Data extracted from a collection
..........

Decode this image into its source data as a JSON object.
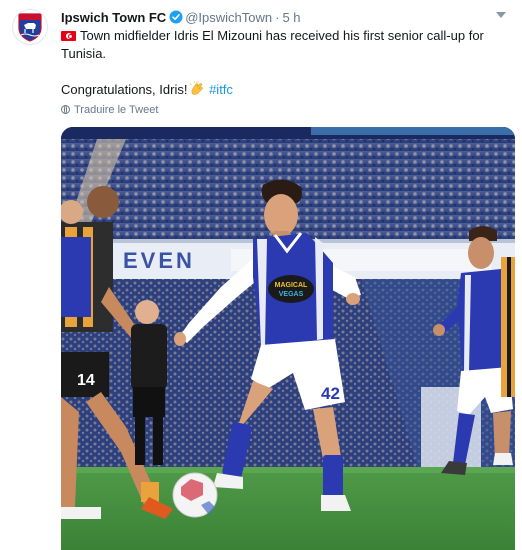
{
  "tweet": {
    "author_name": "Ipswich Town FC",
    "author_handle": "@IpswichTown",
    "separator": "·",
    "time": "5 h",
    "text_line1": "Town midfielder Idris El Mizouni has received his first senior call-up for Tunisia.",
    "text_line2": "Congratulations, Idris!",
    "hashtag": "#itfc",
    "translate": "Traduire le Tweet"
  },
  "photo": {
    "board_text": "EVEN",
    "shirt_sponsor_line1": "MAGICAL",
    "shirt_sponsor_line2": "VEGAS",
    "shirt_number": "42",
    "left_player_number": "14"
  },
  "colors": {
    "accent": "#1b95e0",
    "verified": "#1da1f2",
    "muted": "#657786",
    "ipswich_blue": "#2b3ab0",
    "tunisia_red": "#e70013"
  },
  "icons": [
    "club-crest-icon",
    "verified-badge-icon",
    "tunisia-flag-icon",
    "clapping-hands-icon",
    "globe-icon",
    "chevron-down-icon"
  ]
}
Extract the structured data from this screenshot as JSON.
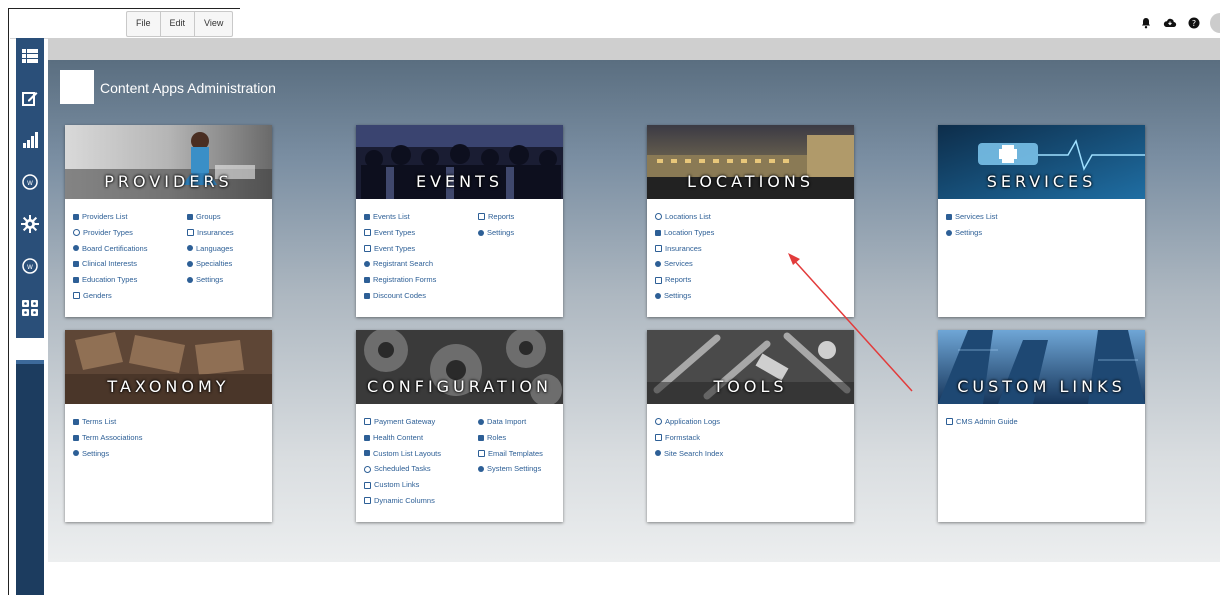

..........

> [Problem details]: Only the number is wanted: how many lines in the data include the word "this"?

> [Finished exercise]: 2